:: SUPPLIED MATERIAL ::

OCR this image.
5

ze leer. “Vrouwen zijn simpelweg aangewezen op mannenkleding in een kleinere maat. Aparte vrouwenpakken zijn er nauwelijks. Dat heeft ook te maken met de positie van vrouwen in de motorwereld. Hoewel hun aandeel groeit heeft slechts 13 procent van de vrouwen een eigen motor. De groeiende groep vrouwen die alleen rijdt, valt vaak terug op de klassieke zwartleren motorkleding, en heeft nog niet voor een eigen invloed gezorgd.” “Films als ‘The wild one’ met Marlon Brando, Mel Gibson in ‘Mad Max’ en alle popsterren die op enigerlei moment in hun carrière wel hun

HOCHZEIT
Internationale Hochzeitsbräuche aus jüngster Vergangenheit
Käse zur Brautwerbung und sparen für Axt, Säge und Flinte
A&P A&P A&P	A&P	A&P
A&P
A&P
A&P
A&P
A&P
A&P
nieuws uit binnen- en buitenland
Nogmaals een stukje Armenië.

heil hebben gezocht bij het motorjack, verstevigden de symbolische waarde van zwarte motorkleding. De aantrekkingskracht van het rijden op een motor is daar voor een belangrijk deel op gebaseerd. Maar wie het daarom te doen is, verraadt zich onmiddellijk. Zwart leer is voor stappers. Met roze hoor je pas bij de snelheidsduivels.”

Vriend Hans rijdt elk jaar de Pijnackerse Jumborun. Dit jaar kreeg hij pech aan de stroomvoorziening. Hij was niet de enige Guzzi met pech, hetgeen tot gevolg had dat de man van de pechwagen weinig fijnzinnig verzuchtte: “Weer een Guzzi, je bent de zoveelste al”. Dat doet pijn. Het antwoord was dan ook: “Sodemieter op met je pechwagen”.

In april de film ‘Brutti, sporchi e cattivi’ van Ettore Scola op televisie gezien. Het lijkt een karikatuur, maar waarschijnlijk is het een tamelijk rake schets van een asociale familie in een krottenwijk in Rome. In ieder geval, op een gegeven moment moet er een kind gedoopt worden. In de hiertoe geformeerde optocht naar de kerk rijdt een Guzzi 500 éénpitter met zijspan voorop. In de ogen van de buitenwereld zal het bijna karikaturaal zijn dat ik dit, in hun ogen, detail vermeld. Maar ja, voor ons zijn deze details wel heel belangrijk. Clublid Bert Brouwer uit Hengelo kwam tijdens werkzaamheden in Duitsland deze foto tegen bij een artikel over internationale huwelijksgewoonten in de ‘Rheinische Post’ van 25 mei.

:::

- WHAT IS EXPECTED
Could you reproduce every record above exactly as it appears?

- RESPONSE FOR THIS EXERCISE
OCR this image.
5

ze leer. “Vrouwen zijn simpelweg aangewezen op mannenkleding in een kleinere maat. Aparte vrouwenpakken zijn er nauwelijks. Dat heeft ook te maken met de positie van vrouwen in de motorwereld. Hoewel hun aandeel groeit heeft slechts 13 procent van de vrouwen een eigen motor. De groeiende groep vrouwen die alleen rijdt, valt vaak terug op de klassieke zwartleren motorkleding, en heeft nog niet voor een eigen invloed gezorgd.” “Films als ‘The wild one’ met Marlon Brando, Mel Gibson in ‘Mad Max’ en alle popsterren die op enigerlei moment in hun carrière wel hun

HOCHZEIT
Internationale Hochzeitsbräuche aus jüngster Vergangenheit
Käse zur Brautwerbung und sparen für Axt, Säge und Flinte
A&P A&P A&P	A&P	A&P
A&P
A&P
A&P
A&P
A&P
A&P
nieuws uit binnen- en buitenland
Nogmaals een stukje Armenië.

heil hebben gezocht bij het motorjack, verstevigden de symbolische waarde van zwarte motorkleding. De aantrekkingskracht van het rijden op een motor is daar voor een belangrijk deel op gebaseerd. Maar wie het daarom te doen is, verraadt zich onmiddellijk. Zwart leer is voor stappers. Met roze hoor je pas bij de snelheidsduivels.”

Vriend Hans rijdt elk jaar de Pijnackerse Jumborun. Dit jaar kreeg hij pech aan de stroomvoorziening. Hij was niet de enige Guzzi met pech, hetgeen tot gevolg had dat de man van de pechwagen weinig fijnzinnig verzuchtte: “Weer een Guzzi, je bent de zoveelste al”. Dat doet pijn. Het antwoord was dan ook: “Sodemieter op met je pechwagen”.

In april de film ‘Brutti, sporchi e cattivi’ van Ettore Scola op televisie gezien. Het lijkt een karikatuur, maar waarschijnlijk is het een tamelijk rake schets van een asociale familie in een krottenwijk in Rome. In ieder geval, op een gegeven moment moet er een kind gedoopt worden. In de hiertoe geformeerde optocht naar de kerk rijdt een Guzzi 500 éénpitter met zijspan voorop. In de ogen van de buitenwereld zal het bijna karikaturaal zijn dat ik dit, in hun ogen, detail vermeld. Maar ja, voor ons zijn deze details wel heel belangrijk. Clublid Bert Brouwer uit Hengelo kwam tijdens werkzaamheden in Duitsland deze foto tegen bij een artikel over internationale huwelijksgewoonten in de ‘Rheinische Post’ van 25 mei.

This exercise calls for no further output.